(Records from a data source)

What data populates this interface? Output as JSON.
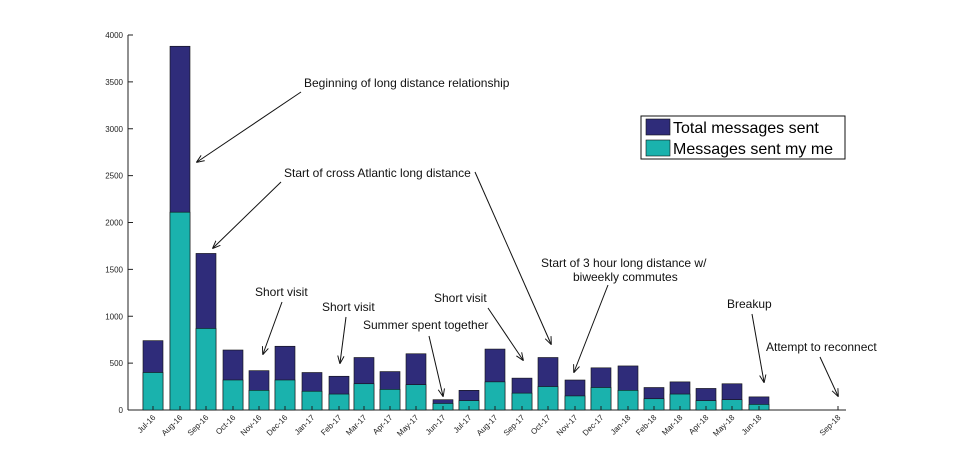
{
  "chart_data": {
    "type": "bar",
    "categories": [
      "Jul-16",
      "Aug-16",
      "Sep-16",
      "Oct-16",
      "Nov-16",
      "Dec-16",
      "Jan-17",
      "Feb-17",
      "Mar-17",
      "Apr-17",
      "May-17",
      "Jun-17",
      "Jul-17",
      "Aug-17",
      "Sep-17",
      "Oct-17",
      "Nov-17",
      "Dec-17",
      "Jan-18",
      "Feb-18",
      "Mar-18",
      "Apr-18",
      "May-18",
      "Jun-18",
      "Sep-18"
    ],
    "series": [
      {
        "name": "Total messages sent",
        "color": "#2f2c7a",
        "values": [
          740,
          3880,
          1670,
          640,
          420,
          680,
          400,
          360,
          560,
          410,
          600,
          110,
          210,
          650,
          340,
          560,
          320,
          450,
          470,
          240,
          300,
          230,
          280,
          140,
          0
        ]
      },
      {
        "name": "Messages sent my me",
        "color": "#1ab2ad",
        "values": [
          400,
          2110,
          870,
          320,
          210,
          320,
          200,
          170,
          280,
          220,
          270,
          70,
          100,
          300,
          180,
          250,
          150,
          240,
          210,
          120,
          170,
          100,
          110,
          60,
          0
        ]
      }
    ],
    "ylim": [
      0,
      4000
    ],
    "yticks": [
      0,
      500,
      1000,
      1500,
      2000,
      2500,
      3000,
      3500,
      4000
    ],
    "grid": false,
    "legend_position": "right",
    "annotations": [
      {
        "text": "Beginning of long distance relationship",
        "target": "Aug-16"
      },
      {
        "text": "Start of cross Atlantic long distance",
        "target": "Sep-16"
      },
      {
        "text": "Short visit",
        "target": "Nov-16"
      },
      {
        "text": "Short visit",
        "target": "Feb-17"
      },
      {
        "text": "Summer spent together",
        "target": "Jun-17"
      },
      {
        "text": "Short visit",
        "target": "Sep-17"
      },
      {
        "text": "Start of 3 hour long distance w/",
        "text2": "biweekly commutes",
        "target": "Nov-17"
      },
      {
        "text": "Breakup",
        "target": "Jun-18"
      },
      {
        "text": "Attempt to reconnect",
        "target": "Sep-18"
      }
    ]
  }
}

● WORK TO DO
Copy out every line of the data that includes "Start".

● ANSWER TO THIS EXERCISE
        "text": "Start of cross Atlantic long distance",
        "text": "Start of 3 hour long distance w/",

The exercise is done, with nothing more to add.